■ **Given task**:
Work out how many lines in the data hold the word "конечном", and reply with that number only.
## START
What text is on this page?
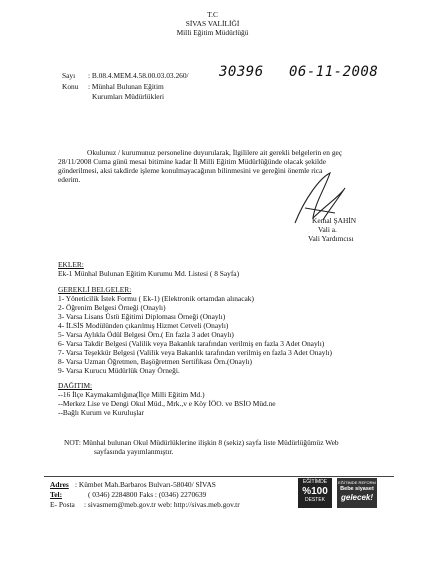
T.C
SİVAS VALİLİĞİ
Milli Eğitim Müdürlüğü
Sayı : B.08.4.MEM.4.58.00.03.03.260/ 30396 06-11-2008
Konu : Münhal Bulunan Eğitim
Kurumları Müdürlükleri
Okulunuz / kurumunuz personeline duyurularak, İlgililere ait gerekli belgelerin en geç
28/11/2008 Cuma günü mesai bitimine kadar İl Milli Eğitim Müdürlüğünde olacak şekilde
gönderilmesi, aksi takdirde işleme konulmayacağının bilinmesini ve gereğini önemle rica
ederim.
Kemal ŞAHİN
Vali a.
Vali Yardımcısı
EKLER:
Ek-1 Münhal Bulunan Eğitim Kurumu Md. Listesi ( 8 Sayfa)
GEREKLİ BELGELER:
1- Yöneticilik İstek Formu ( Ek-1) (Elektronik ortamdan alınacak)
2- Öğrenim Belgesi Örneği (Onaylı)
3- Varsa Lisans Üstü Eğitimi Diploması Örneği (Onaylı)
4- İLSİS Modülünden çıkarılmış Hizmet Cetveli (Onaylı)
5- Varsa Aylıkla Ödül Belgesi Örn.( En fazla 3 adet Onaylı)
6- Varsa Takdir Belgesi (Valilik veya Bakanlık tarafından verilmiş en fazla 3 Adet Onaylı)
7- Varsa Teşekkür Belgesi (Valilik veya Bakanlık tarafından verilmiş en fazla 3 Adet Onaylı)
8- Varsa Uzman Öğretmen, Başöğretmen Sertifikası Örn.(Onaylı)
9- Varsa Kurucu Müdürlük Onay Örneği.
DAĞITIM:
--16 İlçe Kaymakamlığına(İlçe Milli Eğitim Md.)
--Merkez Lise ve Dengi Okul Müd., Mrk.,v e Köy İÖO. ve BSİO Müd.ne
--Bağlı Kurum ve Kuruluşlar
NOT: Münhal bulunan Okul Müdürlüklerine ilişkin 8 (sekiz) sayfa liste Müdürlüğümüz Web
sayfasında yayımlanmıştır.
Adres : Kümbet Mah.Barbaros Bulvarı-58040/ SİVAS
Tel:	( 0346) 2284800 Faks : (0346) 2270639
E- Posta : sivasmem@meb.gov.tr web: http://sivas.meb.gov.tr
EĞİTİMDE
%100
DESTEK
EĞİTİMDE REFORM
Bebe siyaset
gelecek!
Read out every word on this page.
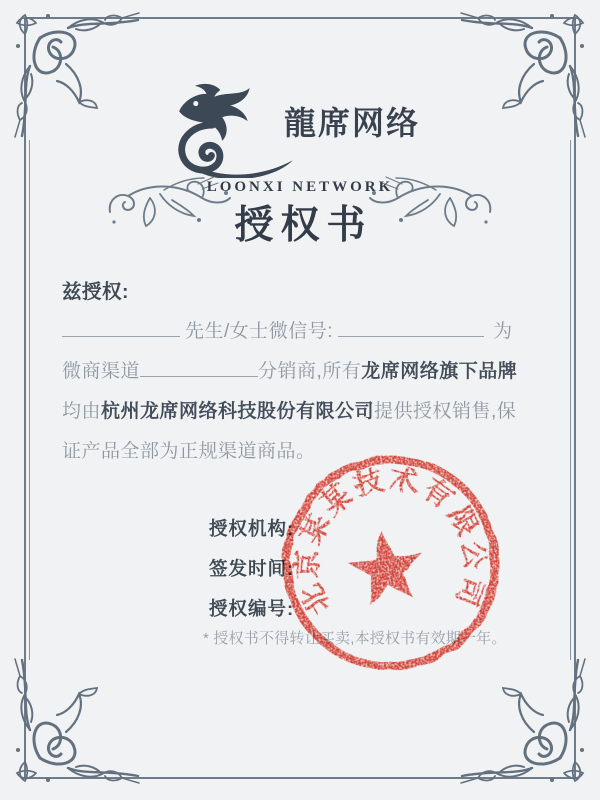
龍席网络
LOONXI NETWORK
授权书
兹授权:
先生/女士微信号:	为
微商渠道	分销商,所有龙席网络旗下品牌
均由杭州龙席网络科技股份有限公司提供授权销售,保
证产品全部为正规渠道商品。
授权机构:
签发时间:
授权编号:
* 授权书不得转让买卖,本授权书有效期一年。
北京某某技术有限公司
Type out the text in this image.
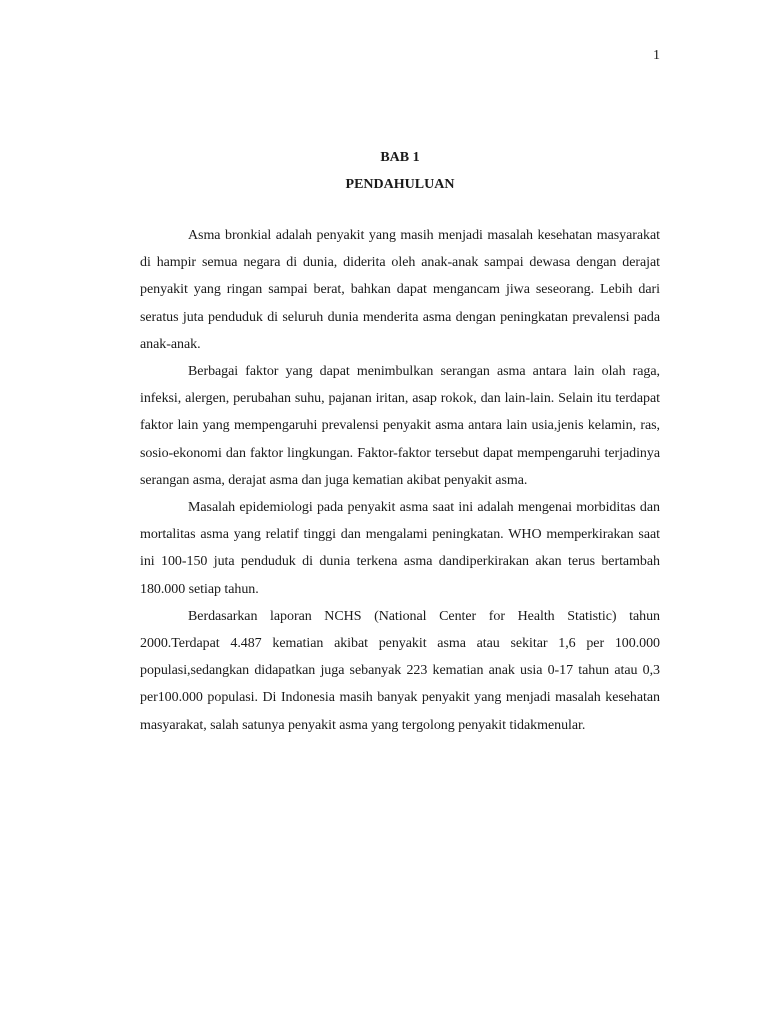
1
BAB 1
PENDAHULUAN

Asma bronkial adalah penyakit yang masih menjadi masalah kesehatan masyarakat di hampir semua negara di dunia, diderita oleh anak-anak sampai dewasa dengan derajat penyakit yang ringan sampai berat, bahkan dapat mengancam jiwa seseorang. Lebih dari seratus juta penduduk di seluruh dunia menderita asma dengan peningkatan prevalensi pada anak-anak.

Berbagai faktor yang dapat menimbulkan serangan asma antara lain olah raga, infeksi, alergen, perubahan suhu, pajanan iritan, asap rokok, dan lain-lain. Selain itu terdapat faktor lain yang mempengaruhi prevalensi penyakit asma antara lain usia,jenis kelamin, ras, sosio-ekonomi dan faktor lingkungan. Faktor-faktor tersebut dapat mempengaruhi terjadinya serangan asma, derajat asma dan juga kematian akibat penyakit asma.

Masalah epidemiologi pada penyakit asma saat ini adalah mengenai morbiditas dan mortalitas asma yang relatif tinggi dan mengalami peningkatan. WHO memperkirakan saat ini 100-150 juta penduduk di dunia terkena asma dandiperkirakan akan terus bertambah 180.000 setiap tahun.

Berdasarkan laporan NCHS (National Center for Health Statistic) tahun 2000.Terdapat 4.487 kematian akibat penyakit asma atau sekitar 1,6 per 100.000 populasi,sedangkan didapatkan juga sebanyak 223 kematian anak usia 0-17 tahun atau 0,3 per100.000 populasi. Di Indonesia masih banyak penyakit yang menjadi masalah kesehatan masyarakat, salah satunya penyakit asma yang tergolong penyakit tidakmenular.
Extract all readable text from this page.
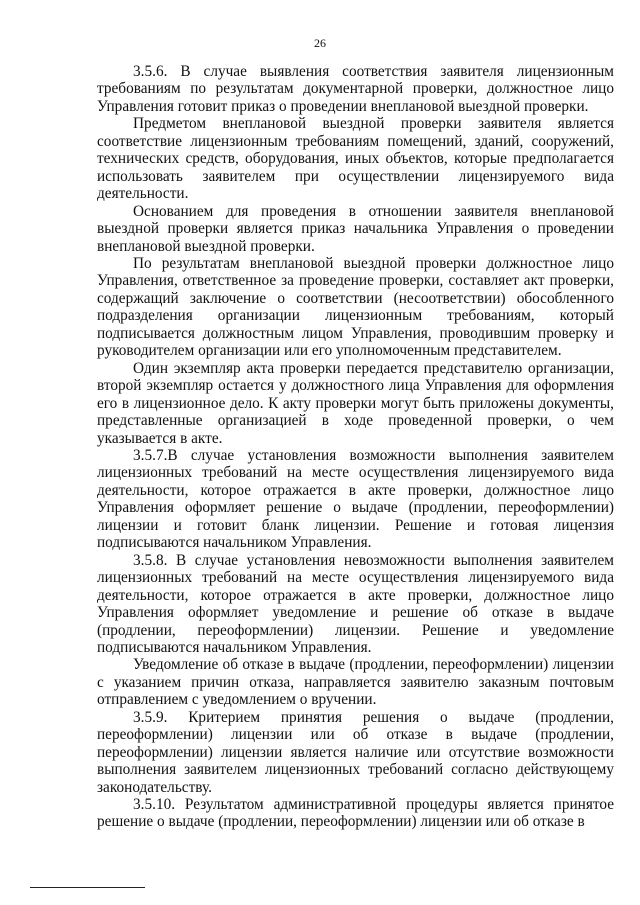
26

3.5.6. В случае выявления соответствия заявителя лицензионным требованиям по результатам документарной проверки, должностное лицо Управления готовит приказ о проведении внеплановой выездной проверки.

Предметом внеплановой выездной проверки заявителя является соответствие лицензионным требованиям помещений, зданий, сооружений, технических средств, оборудования, иных объектов, которые предполагается использовать заявителем при осуществлении лицензируемого вида деятельности.

Основанием для проведения в отношении заявителя внеплановой выездной проверки является приказ начальника Управления о проведении внеплановой выездной проверки.

По результатам внеплановой выездной проверки должностное лицо Управления, ответственное за проведение проверки, составляет акт проверки, содержащий заключение о соответствии (несоответствии) обособленного подразделения организации лицензионным требованиям, который подписывается должностным лицом Управления, проводившим проверку и руководителем организации или его уполномоченным представителем.

Один экземпляр акта проверки передается представителю организации, второй экземпляр остается у должностного лица Управления для оформления его в лицензионное дело. К акту проверки могут быть приложены документы, представленные организацией в ходе проведенной проверки, о чем указывается в акте.

3.5.7.В случае установления возможности выполнения заявителем лицензионных требований на месте осуществления лицензируемого вида деятельности, которое отражается в акте проверки, должностное лицо Управления оформляет решение о выдаче (продлении, переоформлении) лицензии и готовит бланк лицензии. Решение и готовая лицензия подписываются начальником Управления.

3.5.8. В случае установления невозможности выполнения заявителем лицензионных требований на месте осуществления лицензируемого вида деятельности, которое отражается в акте проверки, должностное лицо Управления оформляет уведомление и решение об отказе в выдаче (продлении, переоформлении) лицензии. Решение и уведомление подписываются начальником Управления.

Уведомление об отказе в выдаче (продлении, переоформлении) лицензии с указанием причин отказа, направляется заявителю заказным почтовым отправлением с уведомлением о вручении.

3.5.9. Критерием принятия решения о выдаче (продлении, переоформлении) лицензии или об отказе в выдаче (продлении, переоформлении) лицензии является наличие или отсутствие возможности выполнения заявителем лицензионных требований согласно действующему законодательству.

3.5.10. Результатом административной процедуры является принятое решение о выдаче (продлении, переоформлении) лицензии или об отказе в
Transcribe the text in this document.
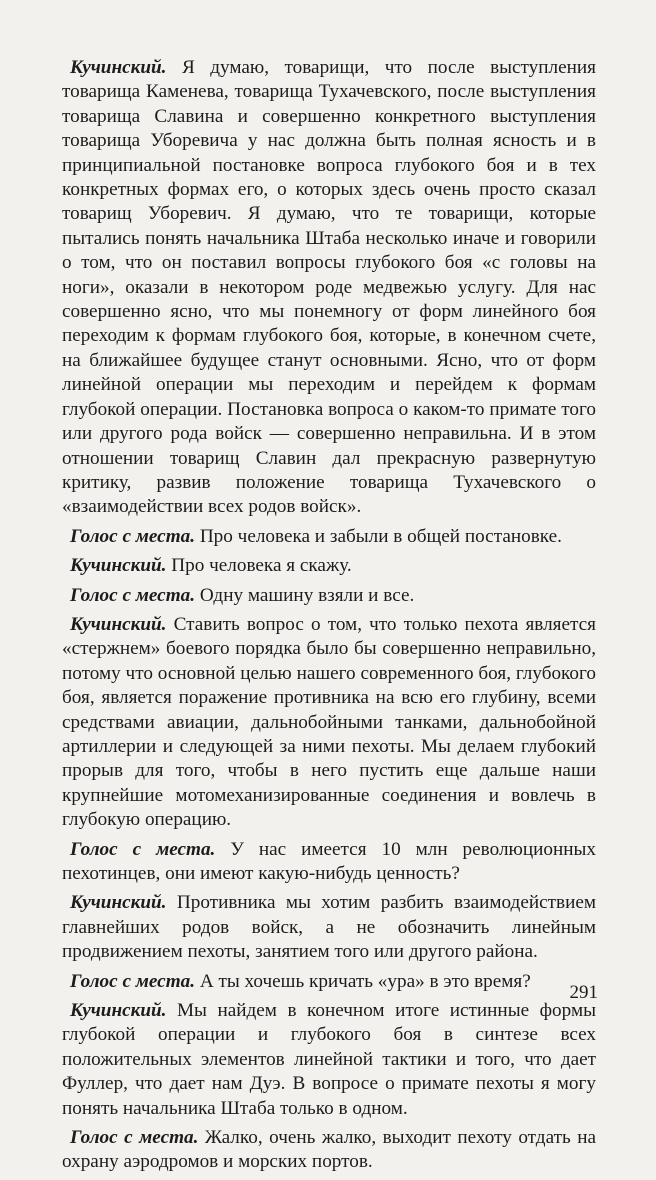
Кучинский. Я думаю, товарищи, что после выступления товарища Каменева, товарища Тухачевского, после выступления товарища Славина и совершенно конкретного выступления товарища Уборевича у нас должна быть полная ясность и в принципиальной постановке вопроса глубокого боя и в тех конкретных формах его, о которых здесь очень просто сказал товарищ Уборевич. Я думаю, что те товарищи, которые пытались понять начальника Штаба несколько иначе и говорили о том, что он поставил вопросы глубокого боя «с головы на ноги», оказали в некотором роде медвежью услугу. Для нас совершенно ясно, что мы понемногу от форм линейного боя переходим к формам глубокого боя, которые, в конечном счете, на ближайшее будущее станут основными. Ясно, что от форм линейной операции мы переходим и перейдем к формам глубокой операции. Постановка вопроса о каком-то примате того или другого рода войск — совершенно неправильна. И в этом отношении товарищ Славин дал прекрасную развернутую критику, развив положение товарища Тухачевского о «взаимодействии всех родов войск».

Голос с места. Про человека и забыли в общей постановке.

Кучинский. Про человека я скажу.

Голос с места. Одну машину взяли и все.

Кучинский. Ставить вопрос о том, что только пехота является «стержнем» боевого порядка было бы совершенно неправильно, потому что основной целью нашего современного боя, глубокого боя, является поражение противника на всю его глубину, всеми средствами авиации, дальнобойными танками, дальнобойной артиллерии и следующей за ними пехоты. Мы делаем глубокий прорыв для того, чтобы в него пустить еще дальше наши крупнейшие мотомеханизированные соединения и вовлечь в глубокую операцию.

Голос с места. У нас имеется 10 млн революционных пехотинцев, они имеют какую-нибудь ценность?

Кучинский. Противника мы хотим разбить взаимодействием главнейших родов войск, а не обозначить линейным продвижением пехоты, занятием того или другого района.

Голос с места. А ты хочешь кричать «ура» в это время?

Кучинский. Мы найдем в конечном итоге истинные формы глубокой операции и глубокого боя в синтезе всех положительных элементов линейной тактики и того, что дает Фуллер, что дает нам Дуэ. В вопросе о примате пехоты я могу понять начальника Штаба только в одном.

Голос с места. Жалко, очень жалко, выходит пехоту отдать на охрану аэродромов и морских портов.

291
## END
■ **Exercise result**:
2